──────── Provided data

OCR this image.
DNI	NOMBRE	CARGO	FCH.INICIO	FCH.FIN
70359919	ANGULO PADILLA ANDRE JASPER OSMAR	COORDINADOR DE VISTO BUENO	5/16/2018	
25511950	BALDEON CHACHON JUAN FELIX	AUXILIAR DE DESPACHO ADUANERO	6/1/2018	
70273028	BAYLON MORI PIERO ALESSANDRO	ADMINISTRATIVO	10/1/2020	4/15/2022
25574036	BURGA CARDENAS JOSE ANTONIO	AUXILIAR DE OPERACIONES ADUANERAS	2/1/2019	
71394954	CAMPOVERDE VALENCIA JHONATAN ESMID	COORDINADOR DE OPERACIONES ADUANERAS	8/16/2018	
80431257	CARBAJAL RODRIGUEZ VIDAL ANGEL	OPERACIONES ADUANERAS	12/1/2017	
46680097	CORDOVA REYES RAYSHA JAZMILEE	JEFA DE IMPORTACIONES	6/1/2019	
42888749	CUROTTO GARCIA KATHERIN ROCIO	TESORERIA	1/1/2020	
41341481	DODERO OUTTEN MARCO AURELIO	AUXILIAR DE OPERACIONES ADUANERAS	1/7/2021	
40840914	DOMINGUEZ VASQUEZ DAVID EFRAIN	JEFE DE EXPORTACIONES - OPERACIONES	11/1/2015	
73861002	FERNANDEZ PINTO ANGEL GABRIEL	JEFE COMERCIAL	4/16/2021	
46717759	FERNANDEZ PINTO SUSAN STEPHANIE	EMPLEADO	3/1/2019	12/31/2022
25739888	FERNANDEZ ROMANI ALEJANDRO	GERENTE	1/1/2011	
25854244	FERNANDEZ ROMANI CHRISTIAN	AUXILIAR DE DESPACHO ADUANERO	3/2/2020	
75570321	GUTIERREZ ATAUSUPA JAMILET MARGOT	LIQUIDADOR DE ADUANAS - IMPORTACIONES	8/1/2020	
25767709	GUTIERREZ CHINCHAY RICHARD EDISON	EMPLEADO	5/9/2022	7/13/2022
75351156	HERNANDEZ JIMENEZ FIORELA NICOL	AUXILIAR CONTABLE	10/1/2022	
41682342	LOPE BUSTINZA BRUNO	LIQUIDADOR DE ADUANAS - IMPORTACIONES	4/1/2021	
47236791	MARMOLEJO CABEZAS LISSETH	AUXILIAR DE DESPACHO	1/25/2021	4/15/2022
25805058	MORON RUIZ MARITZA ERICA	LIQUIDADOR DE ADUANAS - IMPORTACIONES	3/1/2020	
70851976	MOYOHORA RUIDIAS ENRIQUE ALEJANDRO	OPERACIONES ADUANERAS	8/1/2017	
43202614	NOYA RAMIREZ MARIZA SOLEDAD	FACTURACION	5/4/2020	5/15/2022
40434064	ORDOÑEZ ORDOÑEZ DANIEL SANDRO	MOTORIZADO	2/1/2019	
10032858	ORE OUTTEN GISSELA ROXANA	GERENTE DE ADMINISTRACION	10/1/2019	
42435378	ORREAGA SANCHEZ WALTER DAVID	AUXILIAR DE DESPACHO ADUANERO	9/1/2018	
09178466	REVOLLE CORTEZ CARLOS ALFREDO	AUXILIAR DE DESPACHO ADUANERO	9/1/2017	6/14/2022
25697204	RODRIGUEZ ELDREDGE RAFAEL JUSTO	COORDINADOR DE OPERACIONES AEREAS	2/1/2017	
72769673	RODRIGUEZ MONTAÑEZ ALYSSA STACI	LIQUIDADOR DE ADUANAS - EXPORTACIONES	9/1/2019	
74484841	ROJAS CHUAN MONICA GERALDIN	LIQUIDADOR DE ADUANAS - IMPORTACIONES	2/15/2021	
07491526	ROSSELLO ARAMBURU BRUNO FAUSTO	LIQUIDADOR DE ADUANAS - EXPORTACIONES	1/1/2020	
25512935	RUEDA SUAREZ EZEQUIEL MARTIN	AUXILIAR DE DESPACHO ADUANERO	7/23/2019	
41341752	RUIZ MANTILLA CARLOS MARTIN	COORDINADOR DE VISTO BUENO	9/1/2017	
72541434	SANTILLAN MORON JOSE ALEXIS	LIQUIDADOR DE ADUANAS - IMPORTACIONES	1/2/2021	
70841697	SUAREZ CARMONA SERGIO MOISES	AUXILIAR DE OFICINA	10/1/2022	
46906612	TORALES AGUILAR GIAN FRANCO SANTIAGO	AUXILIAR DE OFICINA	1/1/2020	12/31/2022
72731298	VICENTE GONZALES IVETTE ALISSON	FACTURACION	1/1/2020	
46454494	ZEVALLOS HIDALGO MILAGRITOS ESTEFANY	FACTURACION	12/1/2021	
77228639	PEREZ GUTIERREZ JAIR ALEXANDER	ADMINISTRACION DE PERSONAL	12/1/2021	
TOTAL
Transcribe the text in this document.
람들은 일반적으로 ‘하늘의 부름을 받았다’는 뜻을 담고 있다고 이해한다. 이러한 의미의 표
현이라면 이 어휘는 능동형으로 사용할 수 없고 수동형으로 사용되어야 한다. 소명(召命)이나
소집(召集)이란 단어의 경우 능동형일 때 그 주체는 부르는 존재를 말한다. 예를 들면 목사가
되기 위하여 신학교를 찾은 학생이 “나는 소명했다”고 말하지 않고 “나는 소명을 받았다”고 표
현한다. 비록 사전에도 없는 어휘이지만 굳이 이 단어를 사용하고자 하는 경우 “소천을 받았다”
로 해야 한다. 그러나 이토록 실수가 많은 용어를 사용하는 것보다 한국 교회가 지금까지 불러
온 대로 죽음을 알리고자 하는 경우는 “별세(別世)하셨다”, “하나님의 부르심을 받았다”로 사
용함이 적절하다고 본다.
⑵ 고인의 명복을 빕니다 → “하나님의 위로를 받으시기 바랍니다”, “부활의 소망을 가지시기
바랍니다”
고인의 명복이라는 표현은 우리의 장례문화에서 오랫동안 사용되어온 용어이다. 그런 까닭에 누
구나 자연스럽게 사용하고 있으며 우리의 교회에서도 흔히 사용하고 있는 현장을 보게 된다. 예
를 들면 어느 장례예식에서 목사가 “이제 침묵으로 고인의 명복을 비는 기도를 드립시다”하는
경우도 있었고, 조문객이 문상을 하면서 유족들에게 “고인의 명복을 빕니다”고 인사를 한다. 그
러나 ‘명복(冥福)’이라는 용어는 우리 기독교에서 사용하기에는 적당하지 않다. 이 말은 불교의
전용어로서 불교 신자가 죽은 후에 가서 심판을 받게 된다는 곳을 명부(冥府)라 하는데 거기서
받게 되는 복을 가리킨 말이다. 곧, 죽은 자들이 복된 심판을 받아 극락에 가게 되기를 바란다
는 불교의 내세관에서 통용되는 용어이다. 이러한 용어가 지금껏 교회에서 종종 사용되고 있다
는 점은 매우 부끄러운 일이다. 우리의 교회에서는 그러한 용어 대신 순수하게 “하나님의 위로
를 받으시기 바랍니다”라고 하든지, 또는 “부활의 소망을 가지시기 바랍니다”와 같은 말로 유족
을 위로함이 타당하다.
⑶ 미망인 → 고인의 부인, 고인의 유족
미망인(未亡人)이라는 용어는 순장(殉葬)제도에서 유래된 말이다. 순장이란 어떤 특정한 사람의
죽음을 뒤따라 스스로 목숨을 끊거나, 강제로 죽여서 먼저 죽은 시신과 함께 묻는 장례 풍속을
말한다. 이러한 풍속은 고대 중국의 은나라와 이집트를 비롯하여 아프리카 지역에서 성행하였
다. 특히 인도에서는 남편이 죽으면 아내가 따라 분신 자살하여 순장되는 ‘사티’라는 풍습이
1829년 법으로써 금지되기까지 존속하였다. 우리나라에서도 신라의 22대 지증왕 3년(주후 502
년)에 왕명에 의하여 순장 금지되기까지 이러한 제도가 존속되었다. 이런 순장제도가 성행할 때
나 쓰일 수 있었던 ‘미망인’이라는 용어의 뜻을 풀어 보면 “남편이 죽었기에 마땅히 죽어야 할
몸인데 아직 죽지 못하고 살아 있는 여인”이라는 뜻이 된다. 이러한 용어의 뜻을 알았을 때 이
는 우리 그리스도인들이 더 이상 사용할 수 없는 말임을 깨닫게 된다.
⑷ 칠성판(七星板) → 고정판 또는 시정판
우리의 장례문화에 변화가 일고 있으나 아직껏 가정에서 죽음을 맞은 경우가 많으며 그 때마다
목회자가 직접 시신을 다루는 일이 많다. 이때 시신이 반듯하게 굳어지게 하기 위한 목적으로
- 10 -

────────────────

Exercise task - Copy all lines from the material that include "FERNANDEZ".

The reply -
73861002	FERNANDEZ PINTO ANGEL GABRIEL	JEFE COMERCIAL	4/16/2021	
46717759	FERNANDEZ PINTO SUSAN STEPHANIE	EMPLEADO	3/1/2019	12/31/2022
25739888	FERNANDEZ ROMANI ALEJANDRO	GERENTE	1/1/2011	
25854244	FERNANDEZ ROMANI CHRISTIAN	AUXILIAR DE DESPACHO ADUANERO	3/2/2020	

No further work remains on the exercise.